## Instructions to follow
Would you output the lines from the one with "Parse this screenshot: output" through the last line of the material below, exactly, but without pictures?

==*==

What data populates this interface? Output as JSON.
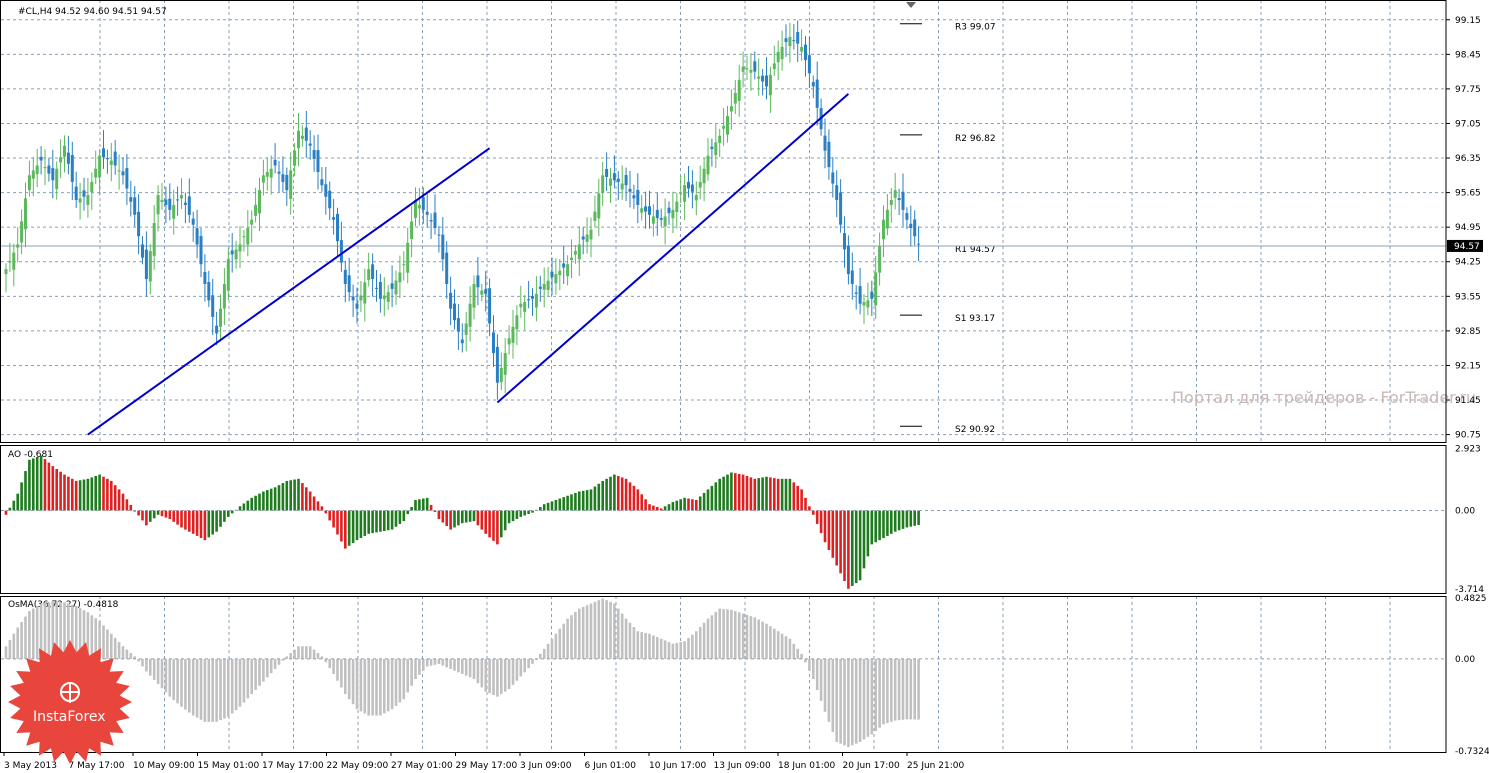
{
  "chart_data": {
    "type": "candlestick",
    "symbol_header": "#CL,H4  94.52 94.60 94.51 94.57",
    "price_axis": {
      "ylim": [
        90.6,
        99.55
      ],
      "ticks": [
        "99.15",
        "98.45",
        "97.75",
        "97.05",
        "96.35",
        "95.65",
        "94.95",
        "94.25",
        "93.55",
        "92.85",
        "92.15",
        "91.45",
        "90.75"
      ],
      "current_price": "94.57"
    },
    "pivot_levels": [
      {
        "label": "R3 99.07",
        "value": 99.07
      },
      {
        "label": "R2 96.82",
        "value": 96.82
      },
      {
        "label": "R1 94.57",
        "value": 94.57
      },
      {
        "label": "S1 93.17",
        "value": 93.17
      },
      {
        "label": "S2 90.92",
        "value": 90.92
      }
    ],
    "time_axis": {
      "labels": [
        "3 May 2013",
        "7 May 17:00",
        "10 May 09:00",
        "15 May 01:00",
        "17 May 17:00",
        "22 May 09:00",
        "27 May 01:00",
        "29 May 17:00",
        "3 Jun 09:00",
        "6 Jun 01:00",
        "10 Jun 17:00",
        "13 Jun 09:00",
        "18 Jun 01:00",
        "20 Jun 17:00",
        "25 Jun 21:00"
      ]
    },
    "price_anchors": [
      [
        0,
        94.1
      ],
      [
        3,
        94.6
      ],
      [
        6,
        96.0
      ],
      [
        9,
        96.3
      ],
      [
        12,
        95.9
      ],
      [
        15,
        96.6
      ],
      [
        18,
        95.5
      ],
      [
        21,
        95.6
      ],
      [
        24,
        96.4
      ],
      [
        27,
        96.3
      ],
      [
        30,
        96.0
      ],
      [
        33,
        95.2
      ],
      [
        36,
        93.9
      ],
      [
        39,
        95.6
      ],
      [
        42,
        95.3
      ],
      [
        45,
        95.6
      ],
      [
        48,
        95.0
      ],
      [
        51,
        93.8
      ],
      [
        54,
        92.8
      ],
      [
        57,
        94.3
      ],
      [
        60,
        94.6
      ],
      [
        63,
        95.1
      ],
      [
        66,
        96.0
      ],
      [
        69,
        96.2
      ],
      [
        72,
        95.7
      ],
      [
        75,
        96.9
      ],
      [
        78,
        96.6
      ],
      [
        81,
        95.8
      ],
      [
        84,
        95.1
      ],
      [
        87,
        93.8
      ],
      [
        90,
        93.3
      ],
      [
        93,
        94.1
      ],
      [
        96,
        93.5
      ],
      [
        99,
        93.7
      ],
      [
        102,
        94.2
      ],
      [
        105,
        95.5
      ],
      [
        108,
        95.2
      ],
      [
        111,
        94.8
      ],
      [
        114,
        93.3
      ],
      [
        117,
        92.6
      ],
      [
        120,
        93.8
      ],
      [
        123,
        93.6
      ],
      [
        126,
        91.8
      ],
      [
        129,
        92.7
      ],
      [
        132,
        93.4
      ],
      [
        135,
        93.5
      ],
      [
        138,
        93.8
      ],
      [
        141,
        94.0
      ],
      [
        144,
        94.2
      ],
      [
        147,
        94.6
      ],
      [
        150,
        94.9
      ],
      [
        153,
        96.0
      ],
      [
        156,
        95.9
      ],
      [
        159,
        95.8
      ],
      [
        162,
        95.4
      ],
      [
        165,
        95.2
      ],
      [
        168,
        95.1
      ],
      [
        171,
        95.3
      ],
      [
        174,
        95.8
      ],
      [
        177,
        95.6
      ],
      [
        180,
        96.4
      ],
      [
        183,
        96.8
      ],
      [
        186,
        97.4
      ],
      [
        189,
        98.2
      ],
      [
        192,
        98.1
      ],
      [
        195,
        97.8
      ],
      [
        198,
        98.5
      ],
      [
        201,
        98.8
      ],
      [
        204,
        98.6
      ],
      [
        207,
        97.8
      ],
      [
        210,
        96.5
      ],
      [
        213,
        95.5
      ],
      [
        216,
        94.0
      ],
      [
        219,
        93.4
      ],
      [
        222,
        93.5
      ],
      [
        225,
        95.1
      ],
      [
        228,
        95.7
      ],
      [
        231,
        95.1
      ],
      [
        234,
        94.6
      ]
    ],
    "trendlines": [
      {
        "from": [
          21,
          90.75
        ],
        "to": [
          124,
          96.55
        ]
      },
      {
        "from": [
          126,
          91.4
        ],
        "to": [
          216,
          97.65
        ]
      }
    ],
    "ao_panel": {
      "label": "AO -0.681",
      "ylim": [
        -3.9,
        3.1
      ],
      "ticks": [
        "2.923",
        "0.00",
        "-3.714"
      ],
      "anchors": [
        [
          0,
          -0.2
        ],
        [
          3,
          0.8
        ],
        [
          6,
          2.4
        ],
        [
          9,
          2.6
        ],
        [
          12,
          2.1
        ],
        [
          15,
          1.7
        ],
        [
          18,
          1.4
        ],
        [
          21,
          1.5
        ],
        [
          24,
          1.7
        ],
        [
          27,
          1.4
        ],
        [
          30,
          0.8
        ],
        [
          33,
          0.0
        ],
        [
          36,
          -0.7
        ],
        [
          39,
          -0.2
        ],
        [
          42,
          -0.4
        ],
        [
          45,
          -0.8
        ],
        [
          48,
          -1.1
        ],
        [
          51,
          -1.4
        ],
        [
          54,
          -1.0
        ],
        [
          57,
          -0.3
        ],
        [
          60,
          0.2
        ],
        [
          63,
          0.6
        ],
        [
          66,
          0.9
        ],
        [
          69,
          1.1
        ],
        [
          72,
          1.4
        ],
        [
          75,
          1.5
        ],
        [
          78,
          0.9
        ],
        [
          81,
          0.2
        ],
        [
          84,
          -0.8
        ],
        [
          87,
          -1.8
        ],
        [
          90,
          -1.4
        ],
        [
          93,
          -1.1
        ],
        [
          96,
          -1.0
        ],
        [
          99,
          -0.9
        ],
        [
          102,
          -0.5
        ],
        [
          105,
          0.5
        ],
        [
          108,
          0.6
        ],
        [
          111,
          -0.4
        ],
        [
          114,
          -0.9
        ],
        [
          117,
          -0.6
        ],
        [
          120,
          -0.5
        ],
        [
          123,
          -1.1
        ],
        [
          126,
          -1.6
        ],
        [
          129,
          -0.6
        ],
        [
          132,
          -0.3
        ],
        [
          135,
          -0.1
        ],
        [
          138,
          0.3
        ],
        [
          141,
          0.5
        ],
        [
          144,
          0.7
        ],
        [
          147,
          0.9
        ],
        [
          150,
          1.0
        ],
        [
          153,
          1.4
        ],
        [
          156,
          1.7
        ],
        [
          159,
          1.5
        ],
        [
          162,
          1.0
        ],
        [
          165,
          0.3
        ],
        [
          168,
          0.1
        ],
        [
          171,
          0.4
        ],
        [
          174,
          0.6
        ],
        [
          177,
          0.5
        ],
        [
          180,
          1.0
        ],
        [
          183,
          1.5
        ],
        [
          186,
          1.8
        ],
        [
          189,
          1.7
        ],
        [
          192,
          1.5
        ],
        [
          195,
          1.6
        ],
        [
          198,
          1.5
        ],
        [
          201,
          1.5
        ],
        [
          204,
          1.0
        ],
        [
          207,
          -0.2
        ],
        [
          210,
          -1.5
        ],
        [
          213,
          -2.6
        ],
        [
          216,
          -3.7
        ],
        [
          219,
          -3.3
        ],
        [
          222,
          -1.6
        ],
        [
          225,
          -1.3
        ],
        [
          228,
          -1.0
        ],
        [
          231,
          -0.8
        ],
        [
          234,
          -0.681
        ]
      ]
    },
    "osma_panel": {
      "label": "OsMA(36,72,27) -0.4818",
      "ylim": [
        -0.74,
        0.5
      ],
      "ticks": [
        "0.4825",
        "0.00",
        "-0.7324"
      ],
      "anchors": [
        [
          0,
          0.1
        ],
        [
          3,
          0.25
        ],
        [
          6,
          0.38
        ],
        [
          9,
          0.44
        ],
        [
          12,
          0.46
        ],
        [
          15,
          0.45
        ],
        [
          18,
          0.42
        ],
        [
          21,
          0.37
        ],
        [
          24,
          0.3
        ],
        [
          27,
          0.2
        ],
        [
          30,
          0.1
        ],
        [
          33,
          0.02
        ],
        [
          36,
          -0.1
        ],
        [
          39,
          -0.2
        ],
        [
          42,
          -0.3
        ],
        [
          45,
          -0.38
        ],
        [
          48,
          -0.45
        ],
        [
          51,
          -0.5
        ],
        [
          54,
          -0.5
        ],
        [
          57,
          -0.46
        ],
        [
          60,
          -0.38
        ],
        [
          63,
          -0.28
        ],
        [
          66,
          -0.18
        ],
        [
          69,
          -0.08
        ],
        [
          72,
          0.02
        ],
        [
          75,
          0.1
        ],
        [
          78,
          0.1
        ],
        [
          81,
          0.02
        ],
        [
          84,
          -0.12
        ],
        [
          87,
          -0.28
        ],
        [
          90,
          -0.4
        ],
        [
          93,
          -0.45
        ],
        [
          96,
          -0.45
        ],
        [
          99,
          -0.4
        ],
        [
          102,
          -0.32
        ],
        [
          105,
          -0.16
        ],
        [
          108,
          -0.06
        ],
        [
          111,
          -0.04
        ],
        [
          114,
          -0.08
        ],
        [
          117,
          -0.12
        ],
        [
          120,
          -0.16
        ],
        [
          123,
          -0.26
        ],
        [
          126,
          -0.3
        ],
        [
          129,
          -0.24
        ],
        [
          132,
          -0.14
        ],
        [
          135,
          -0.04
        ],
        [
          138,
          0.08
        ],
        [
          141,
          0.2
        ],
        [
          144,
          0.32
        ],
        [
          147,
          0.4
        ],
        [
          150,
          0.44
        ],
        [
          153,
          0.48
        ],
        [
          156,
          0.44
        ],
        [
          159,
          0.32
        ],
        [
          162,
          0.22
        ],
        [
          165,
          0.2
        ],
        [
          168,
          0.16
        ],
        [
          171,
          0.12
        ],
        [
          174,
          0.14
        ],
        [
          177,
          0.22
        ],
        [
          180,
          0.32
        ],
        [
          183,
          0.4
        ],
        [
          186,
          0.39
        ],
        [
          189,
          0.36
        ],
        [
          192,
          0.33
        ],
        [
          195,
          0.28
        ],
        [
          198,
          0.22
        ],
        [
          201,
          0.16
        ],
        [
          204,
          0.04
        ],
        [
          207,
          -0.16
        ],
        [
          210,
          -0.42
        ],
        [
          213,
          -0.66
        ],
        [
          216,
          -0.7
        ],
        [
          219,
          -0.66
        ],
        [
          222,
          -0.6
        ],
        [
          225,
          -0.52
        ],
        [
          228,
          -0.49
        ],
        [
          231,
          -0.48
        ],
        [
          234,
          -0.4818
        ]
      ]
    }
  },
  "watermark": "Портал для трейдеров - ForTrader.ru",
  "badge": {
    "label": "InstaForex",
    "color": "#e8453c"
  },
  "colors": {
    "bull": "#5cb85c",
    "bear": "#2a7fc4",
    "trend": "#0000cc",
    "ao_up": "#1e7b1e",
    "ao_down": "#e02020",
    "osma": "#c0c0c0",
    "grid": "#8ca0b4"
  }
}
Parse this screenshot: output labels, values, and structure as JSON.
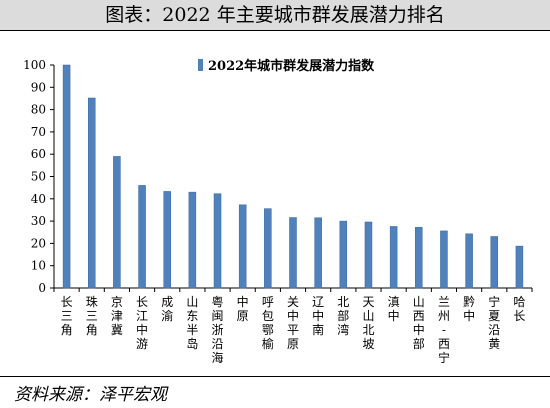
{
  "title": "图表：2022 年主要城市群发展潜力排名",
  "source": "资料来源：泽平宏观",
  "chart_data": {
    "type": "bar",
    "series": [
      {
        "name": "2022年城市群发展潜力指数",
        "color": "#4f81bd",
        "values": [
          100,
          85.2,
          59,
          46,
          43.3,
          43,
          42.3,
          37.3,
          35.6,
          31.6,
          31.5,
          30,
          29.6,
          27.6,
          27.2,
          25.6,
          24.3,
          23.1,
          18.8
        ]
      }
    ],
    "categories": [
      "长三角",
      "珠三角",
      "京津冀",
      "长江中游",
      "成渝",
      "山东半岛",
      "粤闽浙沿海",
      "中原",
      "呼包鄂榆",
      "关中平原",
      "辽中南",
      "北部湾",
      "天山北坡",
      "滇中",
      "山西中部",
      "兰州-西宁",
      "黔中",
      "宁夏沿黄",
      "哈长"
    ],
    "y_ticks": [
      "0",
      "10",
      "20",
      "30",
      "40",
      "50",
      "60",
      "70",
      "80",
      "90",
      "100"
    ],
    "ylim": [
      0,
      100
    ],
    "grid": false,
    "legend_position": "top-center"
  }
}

==*==

## Task result
Parse this screenshot: output labels, values, and structure as JSON.
{
  "title": "图表：2022 年主要城市群发展潜力排名",
  "source": "资料来源：泽平宏观",
  "chart_data": {
    "type": "bar",
    "series": [
      {
        "name": "2022年城市群发展潜力指数",
        "color": "#4f81bd",
        "values": [
          100,
          85.2,
          59,
          46,
          43.3,
          43,
          42.3,
          37.3,
          35.6,
          31.6,
          31.5,
          30,
          29.6,
          27.6,
          27.2,
          25.6,
          24.3,
          23.1,
          18.8
        ]
      }
    ],
    "categories": [
      "长三角",
      "珠三角",
      "京津冀",
      "长江中游",
      "成渝",
      "山东半岛",
      "粤闽浙沿海",
      "中原",
      "呼包鄂榆",
      "关中平原",
      "辽中南",
      "北部湾",
      "天山北坡",
      "滇中",
      "山西中部",
      "兰州-西宁",
      "黔中",
      "宁夏沿黄",
      "哈长"
    ],
    "y_ticks": [
      "0",
      "10",
      "20",
      "30",
      "40",
      "50",
      "60",
      "70",
      "80",
      "90",
      "100"
    ],
    "ylim": [
      0,
      100
    ],
    "grid": false,
    "legend_position": "top-center"
  }
}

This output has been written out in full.